Can you give all the records again without altering a single character?

BEGIN Input for this task

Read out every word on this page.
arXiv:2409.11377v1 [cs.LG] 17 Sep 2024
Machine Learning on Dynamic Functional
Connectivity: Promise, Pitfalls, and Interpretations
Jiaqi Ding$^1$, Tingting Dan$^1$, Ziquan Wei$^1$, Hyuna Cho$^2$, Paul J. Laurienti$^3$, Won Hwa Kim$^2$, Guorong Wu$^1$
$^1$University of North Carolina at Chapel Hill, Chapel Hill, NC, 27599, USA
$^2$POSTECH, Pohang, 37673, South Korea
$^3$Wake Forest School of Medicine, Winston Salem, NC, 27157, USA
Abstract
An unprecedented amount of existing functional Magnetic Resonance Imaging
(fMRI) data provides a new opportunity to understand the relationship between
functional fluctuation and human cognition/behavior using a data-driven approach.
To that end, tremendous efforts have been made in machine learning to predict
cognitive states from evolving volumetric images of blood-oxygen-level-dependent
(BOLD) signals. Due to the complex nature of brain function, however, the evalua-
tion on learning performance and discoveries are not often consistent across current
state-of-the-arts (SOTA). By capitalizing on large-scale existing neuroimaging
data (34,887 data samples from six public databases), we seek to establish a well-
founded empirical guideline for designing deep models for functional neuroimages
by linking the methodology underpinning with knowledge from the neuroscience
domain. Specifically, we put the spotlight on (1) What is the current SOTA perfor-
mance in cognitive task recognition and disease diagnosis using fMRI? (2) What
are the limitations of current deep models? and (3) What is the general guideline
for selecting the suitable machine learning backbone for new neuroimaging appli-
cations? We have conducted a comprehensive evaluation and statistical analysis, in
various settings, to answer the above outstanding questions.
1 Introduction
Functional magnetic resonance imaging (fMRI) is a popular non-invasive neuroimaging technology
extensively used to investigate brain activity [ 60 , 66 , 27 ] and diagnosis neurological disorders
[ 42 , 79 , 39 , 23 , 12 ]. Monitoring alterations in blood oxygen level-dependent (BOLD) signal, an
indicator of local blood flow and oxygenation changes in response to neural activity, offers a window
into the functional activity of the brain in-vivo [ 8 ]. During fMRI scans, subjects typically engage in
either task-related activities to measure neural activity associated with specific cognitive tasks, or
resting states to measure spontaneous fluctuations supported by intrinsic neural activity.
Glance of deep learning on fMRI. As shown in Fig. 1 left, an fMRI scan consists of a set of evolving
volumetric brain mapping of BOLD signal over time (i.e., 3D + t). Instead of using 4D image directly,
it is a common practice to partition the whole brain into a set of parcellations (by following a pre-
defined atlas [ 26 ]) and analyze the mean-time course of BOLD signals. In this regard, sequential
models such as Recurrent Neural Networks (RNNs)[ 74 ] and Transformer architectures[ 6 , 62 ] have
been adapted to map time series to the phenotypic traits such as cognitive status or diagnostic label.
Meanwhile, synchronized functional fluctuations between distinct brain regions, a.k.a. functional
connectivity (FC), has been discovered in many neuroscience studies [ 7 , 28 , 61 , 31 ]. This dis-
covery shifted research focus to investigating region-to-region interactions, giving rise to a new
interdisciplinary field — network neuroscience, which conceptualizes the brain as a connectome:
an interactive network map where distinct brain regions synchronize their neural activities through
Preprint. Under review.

END Input for this task

- _Correct response_:
Read out every word on this page.
arXiv:2409.11377v1 [cs.LG] 17 Sep 2024
Machine Learning on Dynamic Functional
Connectivity: Promise, Pitfalls, and Interpretations
Jiaqi Ding$^1$, Tingting Dan$^1$, Ziquan Wei$^1$, Hyuna Cho$^2$, Paul J. Laurienti$^3$, Won Hwa Kim$^2$, Guorong Wu$^1$
$^1$University of North Carolina at Chapel Hill, Chapel Hill, NC, 27599, USA
$^2$POSTECH, Pohang, 37673, South Korea
$^3$Wake Forest School of Medicine, Winston Salem, NC, 27157, USA
Abstract
An unprecedented amount of existing functional Magnetic Resonance Imaging
(fMRI) data provides a new opportunity to understand the relationship between
functional fluctuation and human cognition/behavior using a data-driven approach.
To that end, tremendous efforts have been made in machine learning to predict
cognitive states from evolving volumetric images of blood-oxygen-level-dependent
(BOLD) signals. Due to the complex nature of brain function, however, the evalua-
tion on learning performance and discoveries are not often consistent across current
state-of-the-arts (SOTA). By capitalizing on large-scale existing neuroimaging
data (34,887 data samples from six public databases), we seek to establish a well-
founded empirical guideline for designing deep models for functional neuroimages
by linking the methodology underpinning with knowledge from the neuroscience
domain. Specifically, we put the spotlight on (1) What is the current SOTA perfor-
mance in cognitive task recognition and disease diagnosis using fMRI? (2) What
are the limitations of current deep models? and (3) What is the general guideline
for selecting the suitable machine learning backbone for new neuroimaging appli-
cations? We have conducted a comprehensive evaluation and statistical analysis, in
various settings, to answer the above outstanding questions.
1 Introduction
Functional magnetic resonance imaging (fMRI) is a popular non-invasive neuroimaging technology
extensively used to investigate brain activity [ 60 , 66 , 27 ] and diagnosis neurological disorders
[ 42 , 79 , 39 , 23 , 12 ]. Monitoring alterations in blood oxygen level-dependent (BOLD) signal, an
indicator of local blood flow and oxygenation changes in response to neural activity, offers a window
into the functional activity of the brain in-vivo [ 8 ]. During fMRI scans, subjects typically engage in
either task-related activities to measure neural activity associated with specific cognitive tasks, or
resting states to measure spontaneous fluctuations supported by intrinsic neural activity.
Glance of deep learning on fMRI. As shown in Fig. 1 left, an fMRI scan consists of a set of evolving
volumetric brain mapping of BOLD signal over time (i.e., 3D + t). Instead of using 4D image directly,
it is a common practice to partition the whole brain into a set of parcellations (by following a pre-
defined atlas [ 26 ]) and analyze the mean-time course of BOLD signals. In this regard, sequential
models such as Recurrent Neural Networks (RNNs)[ 74 ] and Transformer architectures[ 6 , 62 ] have
been adapted to map time series to the phenotypic traits such as cognitive status or diagnostic label.
Meanwhile, synchronized functional fluctuations between distinct brain regions, a.k.a. functional
connectivity (FC), has been discovered in many neuroscience studies [ 7 , 28 , 61 , 31 ]. This dis-
covery shifted research focus to investigating region-to-region interactions, giving rise to a new
interdisciplinary field — network neuroscience, which conceptualizes the brain as a connectome:
an interactive network map where distinct brain regions synchronize their neural activities through
Preprint. Under review.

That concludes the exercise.